**Data supplied:**
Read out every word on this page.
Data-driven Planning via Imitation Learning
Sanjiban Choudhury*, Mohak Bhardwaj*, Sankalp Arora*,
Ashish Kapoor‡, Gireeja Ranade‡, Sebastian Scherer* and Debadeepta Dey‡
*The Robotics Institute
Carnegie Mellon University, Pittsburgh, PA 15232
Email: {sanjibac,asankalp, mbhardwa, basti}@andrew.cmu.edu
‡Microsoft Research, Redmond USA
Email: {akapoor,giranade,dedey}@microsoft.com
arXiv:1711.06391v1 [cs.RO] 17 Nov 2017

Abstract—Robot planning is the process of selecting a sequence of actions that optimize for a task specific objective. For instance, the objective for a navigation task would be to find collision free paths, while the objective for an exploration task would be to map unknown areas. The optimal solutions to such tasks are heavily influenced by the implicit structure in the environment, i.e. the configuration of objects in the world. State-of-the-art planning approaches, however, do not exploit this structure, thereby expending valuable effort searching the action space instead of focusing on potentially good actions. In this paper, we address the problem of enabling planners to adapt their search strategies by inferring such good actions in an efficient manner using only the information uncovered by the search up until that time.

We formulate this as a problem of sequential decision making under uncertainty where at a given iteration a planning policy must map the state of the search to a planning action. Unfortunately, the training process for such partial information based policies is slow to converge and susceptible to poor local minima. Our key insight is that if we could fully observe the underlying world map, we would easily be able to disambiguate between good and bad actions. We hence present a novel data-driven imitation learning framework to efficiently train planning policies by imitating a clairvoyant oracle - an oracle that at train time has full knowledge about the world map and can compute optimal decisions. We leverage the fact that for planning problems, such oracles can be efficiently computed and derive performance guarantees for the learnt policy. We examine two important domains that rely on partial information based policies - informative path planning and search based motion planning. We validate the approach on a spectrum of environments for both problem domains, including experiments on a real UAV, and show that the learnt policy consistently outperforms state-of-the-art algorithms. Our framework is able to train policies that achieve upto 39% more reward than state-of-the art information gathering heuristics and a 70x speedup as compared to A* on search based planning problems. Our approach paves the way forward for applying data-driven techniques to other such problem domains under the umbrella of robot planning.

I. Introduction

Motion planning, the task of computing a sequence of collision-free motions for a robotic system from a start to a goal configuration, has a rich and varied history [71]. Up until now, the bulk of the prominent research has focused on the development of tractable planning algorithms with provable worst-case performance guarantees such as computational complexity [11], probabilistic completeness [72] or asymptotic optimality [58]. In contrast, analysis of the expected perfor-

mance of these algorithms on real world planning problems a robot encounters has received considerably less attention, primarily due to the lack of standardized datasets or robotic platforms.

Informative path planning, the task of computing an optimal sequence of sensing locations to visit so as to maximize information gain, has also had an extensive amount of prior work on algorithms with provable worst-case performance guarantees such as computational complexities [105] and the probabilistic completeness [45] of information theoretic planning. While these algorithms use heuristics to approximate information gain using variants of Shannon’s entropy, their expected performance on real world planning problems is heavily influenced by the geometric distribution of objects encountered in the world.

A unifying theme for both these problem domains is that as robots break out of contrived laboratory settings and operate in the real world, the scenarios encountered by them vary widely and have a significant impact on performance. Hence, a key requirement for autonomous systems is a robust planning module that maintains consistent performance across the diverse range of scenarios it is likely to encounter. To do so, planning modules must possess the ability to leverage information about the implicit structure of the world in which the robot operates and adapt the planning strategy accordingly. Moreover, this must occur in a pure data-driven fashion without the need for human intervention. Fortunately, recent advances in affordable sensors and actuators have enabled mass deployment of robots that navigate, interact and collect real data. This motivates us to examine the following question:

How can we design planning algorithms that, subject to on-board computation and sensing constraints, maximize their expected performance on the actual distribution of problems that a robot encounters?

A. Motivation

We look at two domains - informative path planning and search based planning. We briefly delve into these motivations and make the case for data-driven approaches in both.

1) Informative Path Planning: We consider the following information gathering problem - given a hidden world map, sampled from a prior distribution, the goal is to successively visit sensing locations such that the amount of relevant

**Problem details:** Retype all of the entries precisely as they are.

**Final result:**
Read out every word on this page.
Data-driven Planning via Imitation Learning
Sanjiban Choudhury*, Mohak Bhardwaj*, Sankalp Arora*,
Ashish Kapoor‡, Gireeja Ranade‡, Sebastian Scherer* and Debadeepta Dey‡
*The Robotics Institute
Carnegie Mellon University, Pittsburgh, PA 15232
Email: {sanjibac,asankalp, mbhardwa, basti}@andrew.cmu.edu
‡Microsoft Research, Redmond USA
Email: {akapoor,giranade,dedey}@microsoft.com
arXiv:1711.06391v1 [cs.RO] 17 Nov 2017

Abstract—Robot planning is the process of selecting a sequence of actions that optimize for a task specific objective. For instance, the objective for a navigation task would be to find collision free paths, while the objective for an exploration task would be to map unknown areas. The optimal solutions to such tasks are heavily influenced by the implicit structure in the environment, i.e. the configuration of objects in the world. State-of-the-art planning approaches, however, do not exploit this structure, thereby expending valuable effort searching the action space instead of focusing on potentially good actions. In this paper, we address the problem of enabling planners to adapt their search strategies by inferring such good actions in an efficient manner using only the information uncovered by the search up until that time.

We formulate this as a problem of sequential decision making under uncertainty where at a given iteration a planning policy must map the state of the search to a planning action. Unfortunately, the training process for such partial information based policies is slow to converge and susceptible to poor local minima. Our key insight is that if we could fully observe the underlying world map, we would easily be able to disambiguate between good and bad actions. We hence present a novel data-driven imitation learning framework to efficiently train planning policies by imitating a clairvoyant oracle - an oracle that at train time has full knowledge about the world map and can compute optimal decisions. We leverage the fact that for planning problems, such oracles can be efficiently computed and derive performance guarantees for the learnt policy. We examine two important domains that rely on partial information based policies - informative path planning and search based motion planning. We validate the approach on a spectrum of environments for both problem domains, including experiments on a real UAV, and show that the learnt policy consistently outperforms state-of-the-art algorithms. Our framework is able to train policies that achieve upto 39% more reward than state-of-the art information gathering heuristics and a 70x speedup as compared to A* on search based planning problems. Our approach paves the way forward for applying data-driven techniques to other such problem domains under the umbrella of robot planning.

I. Introduction

Motion planning, the task of computing a sequence of collision-free motions for a robotic system from a start to a goal configuration, has a rich and varied history [71]. Up until now, the bulk of the prominent research has focused on the development of tractable planning algorithms with provable worst-case performance guarantees such as computational complexity [11], probabilistic completeness [72] or asymptotic optimality [58]. In contrast, analysis of the expected perfor-

mance of these algorithms on real world planning problems a robot encounters has received considerably less attention, primarily due to the lack of standardized datasets or robotic platforms.

Informative path planning, the task of computing an optimal sequence of sensing locations to visit so as to maximize information gain, has also had an extensive amount of prior work on algorithms with provable worst-case performance guarantees such as computational complexities [105] and the probabilistic completeness [45] of information theoretic planning. While these algorithms use heuristics to approximate information gain using variants of Shannon’s entropy, their expected performance on real world planning problems is heavily influenced by the geometric distribution of objects encountered in the world.

A unifying theme for both these problem domains is that as robots break out of contrived laboratory settings and operate in the real world, the scenarios encountered by them vary widely and have a significant impact on performance. Hence, a key requirement for autonomous systems is a robust planning module that maintains consistent performance across the diverse range of scenarios it is likely to encounter. To do so, planning modules must possess the ability to leverage information about the implicit structure of the world in which the robot operates and adapt the planning strategy accordingly. Moreover, this must occur in a pure data-driven fashion without the need for human intervention. Fortunately, recent advances in affordable sensors and actuators have enabled mass deployment of robots that navigate, interact and collect real data. This motivates us to examine the following question:

How can we design planning algorithms that, subject to on-board computation and sensing constraints, maximize their expected performance on the actual distribution of problems that a robot encounters?

A. Motivation

We look at two domains - informative path planning and search based planning. We briefly delve into these motivations and make the case for data-driven approaches in both.

1) Informative Path Planning: We consider the following information gathering problem - given a hidden world map, sampled from a prior distribution, the goal is to successively visit sensing locations such that the amount of relevant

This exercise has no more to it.